■ What you have to do
Check every line of the entries for "Balance", and copy the lines that hold it.

■ Entries provided
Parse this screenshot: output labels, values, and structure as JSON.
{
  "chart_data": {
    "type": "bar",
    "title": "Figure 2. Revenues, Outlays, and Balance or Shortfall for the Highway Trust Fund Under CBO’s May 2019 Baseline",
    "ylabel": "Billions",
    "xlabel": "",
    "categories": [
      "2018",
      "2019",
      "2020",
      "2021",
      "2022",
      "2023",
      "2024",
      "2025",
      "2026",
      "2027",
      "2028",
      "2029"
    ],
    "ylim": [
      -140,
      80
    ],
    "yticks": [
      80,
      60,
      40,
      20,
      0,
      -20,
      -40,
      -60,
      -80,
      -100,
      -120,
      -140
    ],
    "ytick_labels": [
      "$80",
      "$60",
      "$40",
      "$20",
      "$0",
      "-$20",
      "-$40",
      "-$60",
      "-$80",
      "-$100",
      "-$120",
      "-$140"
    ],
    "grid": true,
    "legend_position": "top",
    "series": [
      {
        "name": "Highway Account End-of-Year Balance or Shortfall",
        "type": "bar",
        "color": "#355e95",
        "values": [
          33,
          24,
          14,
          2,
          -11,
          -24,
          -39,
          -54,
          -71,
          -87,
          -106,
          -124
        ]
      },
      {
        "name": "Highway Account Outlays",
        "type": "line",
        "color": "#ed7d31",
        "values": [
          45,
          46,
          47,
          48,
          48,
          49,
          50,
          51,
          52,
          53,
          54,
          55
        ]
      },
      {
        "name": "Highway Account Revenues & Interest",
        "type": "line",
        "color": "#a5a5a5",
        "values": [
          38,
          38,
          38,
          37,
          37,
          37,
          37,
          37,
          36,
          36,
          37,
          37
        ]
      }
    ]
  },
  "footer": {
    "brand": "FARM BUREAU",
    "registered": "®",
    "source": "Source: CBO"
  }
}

■ Correct result
    "title": "Figure 2. Revenues, Outlays, and Balance or Shortfall for the Highway Trust Fund Under CBO’s May 2019 Baseline",
        "name": "Highway Account End-of-Year Balance or Shortfall",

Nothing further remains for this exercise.